*Exercice 1*:
Indiquez si chacune des affirmations suivantes concorde avec le texte sur le costume masculin, en répondant par oui ou par non et en citant les mots décisifs du texte : (a) le pourpoint de l'homme se ferme par des rubans ; (b) la croate est présentée comme l'ancêtre de la cravate ; (c) les souliers bas étaient carrés en 1652.

Le pourpoint de l'homme se ferme du cou au milieu de la poitrine par de simples boutons qui remplacent les rubans. Il est fait d'un taffetas de couleur souvent sombre. Soit uni, soit à grandes taillades et à longues basques, les tassettes, il s'écarte en bas pour laisser voir une chemise ample formant jabot, également visible par les fentes des manches ornées à leurs extrémités de dentelles. La petite-oie désigne l'ensemble des cordons, aiguillettes et de tous les galants cousus aux ouvertures du pourpoint, aux chausses, à la ceinture… qui atteignent le chiffre exorbitant de 500 à 600 par habit. Un grand col rabattu de dentelle ou de linon, le rabat, éclaire le costume. Autour du cou apparaît la croate, ancêtre de la cravate : elle est empruntée à l'équipement des Croates ou Cravates servant dans l'armée royale ! Le chapeau, en castor ou feutre, est plat et rond, à large bord, posé sur une chevelure longue, frisée, en chute sur l'épaule droite, avec, toujours, la cadenette sur l'oreille gauche ornée d'une boucle. Et pour les jeunes élégants, la mode est à la moustache à la coquille. Les chaussures sont soit des bottes élargies vers le haut, dites à genouillères, ornementées de batiste, de toile de Hollande ou de point de Gênes, soit des souliers bas, pointus en 1652, carrés vingt ans plus tard, à nœuds de rubans avec des bas d'Angleterre et, enfin, à talon.

*Entrées fournies*:

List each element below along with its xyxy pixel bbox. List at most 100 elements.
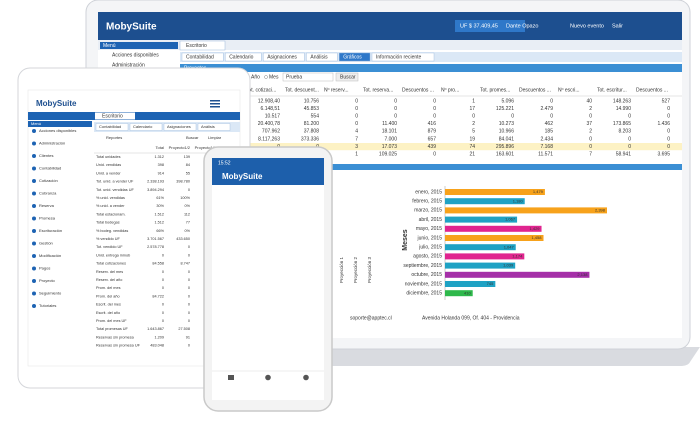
tablet-row-label: % bodeg. vendidas	[96, 229, 128, 233]
tablet-tab[interactable]	[95, 123, 129, 131]
tab[interactable]	[224, 52, 262, 62]
tablet-tab[interactable]	[163, 123, 197, 131]
tab[interactable]	[306, 52, 338, 62]
tab[interactable]	[181, 52, 224, 62]
cell: 0	[667, 136, 670, 142]
menu-item[interactable]: Administración	[39, 141, 65, 146]
menu-item[interactable]: Contabilidad	[39, 166, 61, 171]
menu-item[interactable]: Seguimiento	[39, 291, 62, 296]
tablet-column: Total	[156, 145, 165, 150]
tablet-cell: 0	[162, 270, 164, 274]
menu-item[interactable]: Reserva	[39, 203, 55, 208]
category-label: julio, 2015	[418, 245, 442, 251]
menu-item[interactable]: Clientes	[39, 153, 53, 158]
tablet-cell: 0	[188, 294, 190, 298]
cell: 0	[628, 136, 631, 142]
bar	[445, 262, 516, 269]
tablet-cell: 0	[188, 278, 190, 282]
menu-item[interactable]: Acciones disponibles	[39, 128, 76, 133]
x-label: Proyección 3	[367, 256, 372, 283]
tablet-tab[interactable]	[95, 112, 135, 120]
tablet-row-label: Escrit. del mes	[96, 303, 121, 307]
tablet-row-label: Reserv. del año	[96, 278, 122, 282]
tablet-cell: 398.780	[176, 180, 190, 184]
bar	[445, 189, 545, 195]
menu-icon	[32, 254, 36, 258]
tablet-cell: 0	[162, 253, 164, 257]
menu-icon	[32, 291, 36, 296]
cell: 37.808	[304, 129, 320, 135]
menu-item[interactable]: Escrituración	[39, 228, 62, 233]
tablet-cell: 433.650	[176, 237, 190, 241]
menu-item[interactable]: Proyecto	[39, 278, 56, 283]
category-label: agosto, 2015	[413, 254, 442, 260]
tablet-cell: 1.512	[154, 212, 164, 216]
profile-icon[interactable]	[303, 374, 309, 381]
column-header: Descuentos ...	[402, 87, 434, 93]
tab[interactable]	[263, 52, 305, 62]
menu-item[interactable]: Cotización	[39, 178, 58, 183]
tablet-tab-label: Asignaciones	[167, 124, 191, 129]
value-label: 1,174	[512, 253, 523, 258]
category-label: diciembre, 2015	[406, 291, 442, 297]
bar	[445, 216, 518, 223]
sidebar-item[interactable]: Acciones disponibles	[112, 52, 159, 58]
select[interactable]	[282, 72, 334, 82]
radio[interactable]	[264, 75, 268, 79]
tablet-cell: 1.209	[154, 335, 164, 339]
tablet-cell: 1.312	[154, 155, 164, 159]
cell: 0	[589, 114, 592, 120]
cell: 10.756	[304, 98, 320, 104]
cell: 18.101	[382, 129, 398, 135]
cell: 2	[589, 106, 592, 112]
new-event[interactable]: Nuevo evento	[570, 23, 604, 29]
tab[interactable]	[179, 40, 226, 51]
hamburger[interactable]	[210, 106, 220, 108]
menu-item[interactable]: Promesa	[39, 216, 56, 221]
menu-item[interactable]: Gestión	[39, 241, 53, 246]
tablet-cell: 0	[188, 303, 190, 307]
cell: 2	[589, 129, 592, 135]
menu-item[interactable]: Tutoriales	[39, 303, 56, 308]
menu-item[interactable]: Cobranza	[39, 191, 57, 196]
category-label: enero, 2015	[415, 189, 442, 195]
home-icon[interactable]	[228, 375, 234, 380]
hamburger[interactable]	[210, 103, 220, 105]
filter-label: Año	[251, 74, 260, 80]
cell: 10.517	[265, 114, 281, 120]
menu-item[interactable]: Modificación	[39, 253, 61, 258]
cell: 2.479	[540, 106, 553, 112]
tablet-menu-bar	[28, 121, 92, 127]
button[interactable]	[335, 72, 359, 82]
cell: 45.853	[304, 106, 320, 112]
tablet-cell: 1.512	[154, 221, 164, 225]
menu-icon	[32, 216, 36, 221]
hamburger[interactable]	[210, 100, 220, 102]
menu-item[interactable]: Pagos	[39, 266, 50, 271]
menu-icon	[32, 241, 36, 246]
tablet-tab[interactable]	[129, 123, 163, 131]
cell: 2	[472, 121, 475, 127]
tablet-row-label: % unid. a vender	[96, 204, 125, 208]
tablet-cell: 0	[162, 278, 164, 282]
menu-bar	[100, 42, 178, 49]
alert-icon[interactable]	[265, 374, 271, 381]
cell: 4	[355, 129, 358, 135]
category-label: abril, 2015	[419, 217, 443, 223]
tablet-menu: Menú	[31, 121, 41, 126]
tablet-cell: 2.338.193	[147, 180, 164, 184]
tab[interactable]	[339, 52, 371, 62]
cell: 0	[355, 106, 358, 112]
sidebar-item[interactable]: Administración	[112, 62, 145, 68]
cell: 12.908,40	[258, 98, 280, 104]
tablet-button[interactable]: Buscar	[186, 135, 199, 140]
tablet-cell: 66%	[156, 229, 164, 233]
cell: 0	[628, 144, 631, 150]
exit[interactable]: Salir	[612, 23, 623, 29]
tab-label: Contabilidad	[186, 54, 214, 60]
tablet-clear[interactable]: Limpiar	[208, 135, 222, 140]
tablet-tab[interactable]	[197, 123, 231, 131]
tab[interactable]	[371, 52, 435, 62]
tablet-cell: 0	[188, 253, 190, 257]
cell: 5	[472, 129, 475, 135]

*Exercice 2*:
Mettez sous forme de liste numérotée les entrées allant de la ligne qui contient « tablet-row-label: % bodeg. » jusqu'à celle qui contient « 52, 224, 62] », ces deux lignes comprises, en omettant les lignes vides.

*Réponse rédigée 1*:
(a) Non : « par de simples boutons qui remplacent les rubans ».
(b) Oui : « la croate, ancêtre de la cravate ».
(c) Non : « pointus en 1652, carrés vingt ans plus tard ».

*Réponse rédigée 2*:
1. tablet-row-label: % bodeg. vendidas	[96, 229, 128, 233]
2. tablet-tab[interactable]	[95, 123, 129, 131]
3. tab[interactable]	[224, 52, 262, 62]
4. tablet-tab[interactable]	[163, 123, 197, 131]
5. tab[interactable]	[306, 52, 338, 62]
6. tab[interactable]	[181, 52, 224, 62]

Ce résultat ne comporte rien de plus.